RECORDS

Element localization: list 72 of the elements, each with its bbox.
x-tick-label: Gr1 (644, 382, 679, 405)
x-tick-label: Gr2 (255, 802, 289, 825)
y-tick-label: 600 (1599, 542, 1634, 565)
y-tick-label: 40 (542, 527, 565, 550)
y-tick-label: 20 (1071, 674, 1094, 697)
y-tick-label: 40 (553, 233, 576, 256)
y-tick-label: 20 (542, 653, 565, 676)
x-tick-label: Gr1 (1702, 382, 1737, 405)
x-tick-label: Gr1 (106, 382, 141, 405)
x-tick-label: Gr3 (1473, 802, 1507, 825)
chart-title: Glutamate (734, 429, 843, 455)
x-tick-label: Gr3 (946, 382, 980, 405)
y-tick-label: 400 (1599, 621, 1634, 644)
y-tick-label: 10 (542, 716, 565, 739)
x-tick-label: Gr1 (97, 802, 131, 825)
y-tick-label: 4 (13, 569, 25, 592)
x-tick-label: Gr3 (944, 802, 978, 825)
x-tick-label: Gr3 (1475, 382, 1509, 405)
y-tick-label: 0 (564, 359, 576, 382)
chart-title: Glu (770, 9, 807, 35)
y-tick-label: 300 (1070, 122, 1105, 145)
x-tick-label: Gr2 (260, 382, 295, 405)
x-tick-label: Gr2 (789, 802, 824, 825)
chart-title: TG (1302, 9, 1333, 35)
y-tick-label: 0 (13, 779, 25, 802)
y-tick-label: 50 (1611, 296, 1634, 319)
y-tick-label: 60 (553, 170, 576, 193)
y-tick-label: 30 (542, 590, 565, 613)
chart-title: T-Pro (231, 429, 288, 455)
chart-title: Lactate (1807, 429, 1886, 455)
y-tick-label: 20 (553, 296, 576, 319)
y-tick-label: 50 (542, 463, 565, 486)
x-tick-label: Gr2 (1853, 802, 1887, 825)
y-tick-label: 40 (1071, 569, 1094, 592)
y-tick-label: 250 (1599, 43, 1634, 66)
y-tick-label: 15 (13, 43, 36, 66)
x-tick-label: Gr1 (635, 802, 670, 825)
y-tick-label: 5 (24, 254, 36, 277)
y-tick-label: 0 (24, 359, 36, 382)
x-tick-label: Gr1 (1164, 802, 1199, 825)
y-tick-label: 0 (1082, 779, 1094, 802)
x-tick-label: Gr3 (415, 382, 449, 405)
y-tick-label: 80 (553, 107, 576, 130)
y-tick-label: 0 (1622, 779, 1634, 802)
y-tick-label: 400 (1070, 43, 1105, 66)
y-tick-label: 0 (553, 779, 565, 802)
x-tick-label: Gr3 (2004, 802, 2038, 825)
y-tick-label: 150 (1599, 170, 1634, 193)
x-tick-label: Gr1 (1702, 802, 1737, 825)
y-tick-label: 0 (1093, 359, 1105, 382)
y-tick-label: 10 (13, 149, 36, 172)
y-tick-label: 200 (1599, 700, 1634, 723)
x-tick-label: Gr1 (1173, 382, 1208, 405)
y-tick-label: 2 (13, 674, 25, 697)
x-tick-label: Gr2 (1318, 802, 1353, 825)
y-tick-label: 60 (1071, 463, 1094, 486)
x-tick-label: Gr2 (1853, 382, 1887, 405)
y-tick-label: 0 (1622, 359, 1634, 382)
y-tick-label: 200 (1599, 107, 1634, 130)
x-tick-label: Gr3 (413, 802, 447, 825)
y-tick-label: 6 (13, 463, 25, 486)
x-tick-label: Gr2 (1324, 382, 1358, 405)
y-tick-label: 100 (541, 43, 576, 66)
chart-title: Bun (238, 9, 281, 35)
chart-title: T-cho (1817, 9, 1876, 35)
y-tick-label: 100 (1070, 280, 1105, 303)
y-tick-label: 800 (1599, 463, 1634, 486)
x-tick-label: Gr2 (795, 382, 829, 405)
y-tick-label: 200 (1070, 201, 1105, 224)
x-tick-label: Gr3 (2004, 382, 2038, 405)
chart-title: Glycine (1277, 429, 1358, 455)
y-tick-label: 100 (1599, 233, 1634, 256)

DIRECTION
Copy out all the records again, changing "x-tick-label" to "x-axis label" everywhere and leaving everything else untouched.

CORRECT OUTPUT
Element localization: list 72 of the elements, each with its bbox.
x-axis label: Gr1 (644, 382, 679, 405)
x-axis label: Gr2 (255, 802, 289, 825)
y-tick-label: 600 (1599, 542, 1634, 565)
y-tick-label: 40 (542, 527, 565, 550)
y-tick-label: 20 (1071, 674, 1094, 697)
y-tick-label: 40 (553, 233, 576, 256)
y-tick-label: 20 (542, 653, 565, 676)
x-axis label: Gr1 (1702, 382, 1737, 405)
x-axis label: Gr1 (106, 382, 141, 405)
x-axis label: Gr3 (1473, 802, 1507, 825)
chart-title: Glutamate (734, 429, 843, 455)
x-axis label: Gr3 (946, 382, 980, 405)
y-tick-label: 400 (1599, 621, 1634, 644)
y-tick-label: 10 (542, 716, 565, 739)
x-axis label: Gr1 (97, 802, 131, 825)
y-tick-label: 4 (13, 569, 25, 592)
x-axis label: Gr3 (944, 802, 978, 825)
x-axis label: Gr3 (1475, 382, 1509, 405)
y-tick-label: 0 (564, 359, 576, 382)
chart-title: Glu (770, 9, 807, 35)
y-tick-label: 300 (1070, 122, 1105, 145)
x-axis label: Gr2 (260, 382, 295, 405)
x-axis label: Gr2 (789, 802, 824, 825)
chart-title: TG (1302, 9, 1333, 35)
y-tick-label: 0 (13, 779, 25, 802)
y-tick-label: 50 (1611, 296, 1634, 319)
y-tick-label: 60 (553, 170, 576, 193)
y-tick-label: 30 (542, 590, 565, 613)
chart-title: T-Pro (231, 429, 288, 455)
chart-title: Lactate (1807, 429, 1886, 455)
y-tick-label: 20 (553, 296, 576, 319)
y-tick-label: 50 (542, 463, 565, 486)
x-axis label: Gr2 (1853, 802, 1887, 825)
y-tick-label: 40 (1071, 569, 1094, 592)
y-tick-label: 250 (1599, 43, 1634, 66)
y-tick-label: 15 (13, 43, 36, 66)
x-axis label: Gr1 (635, 802, 670, 825)
y-tick-label: 5 (24, 254, 36, 277)
y-tick-label: 0 (24, 359, 36, 382)
x-axis label: Gr1 (1164, 802, 1199, 825)
y-tick-label: 0 (1082, 779, 1094, 802)
x-axis label: Gr3 (415, 382, 449, 405)
y-tick-label: 80 (553, 107, 576, 130)
y-tick-label: 0 (1622, 779, 1634, 802)
y-tick-label: 400 (1070, 43, 1105, 66)
y-tick-label: 0 (553, 779, 565, 802)
x-axis label: Gr3 (2004, 802, 2038, 825)
y-tick-label: 150 (1599, 170, 1634, 193)
x-axis label: Gr1 (1702, 802, 1737, 825)
y-tick-label: 0 (1093, 359, 1105, 382)
y-tick-label: 10 (13, 149, 36, 172)
y-tick-label: 200 (1599, 700, 1634, 723)
x-axis label: Gr1 (1173, 382, 1208, 405)
y-tick-label: 2 (13, 674, 25, 697)
x-axis label: Gr2 (1318, 802, 1353, 825)
y-tick-label: 60 (1071, 463, 1094, 486)
x-axis label: Gr2 (1853, 382, 1887, 405)
y-tick-label: 0 (1622, 359, 1634, 382)
y-tick-label: 200 (1599, 107, 1634, 130)
x-axis label: Gr3 (413, 802, 447, 825)
y-tick-label: 6 (13, 463, 25, 486)
x-axis label: Gr2 (1324, 382, 1358, 405)
y-tick-label: 100 (541, 43, 576, 66)
chart-title: Bun (238, 9, 281, 35)
chart-title: T-cho (1817, 9, 1876, 35)
y-tick-label: 100 (1070, 280, 1105, 303)
y-tick-label: 800 (1599, 463, 1634, 486)
x-axis label: Gr2 (795, 382, 829, 405)
y-tick-label: 200 (1070, 201, 1105, 224)
x-axis label: Gr3 (2004, 382, 2038, 405)
chart-title: Glycine (1277, 429, 1358, 455)
y-tick-label: 100 (1599, 233, 1634, 256)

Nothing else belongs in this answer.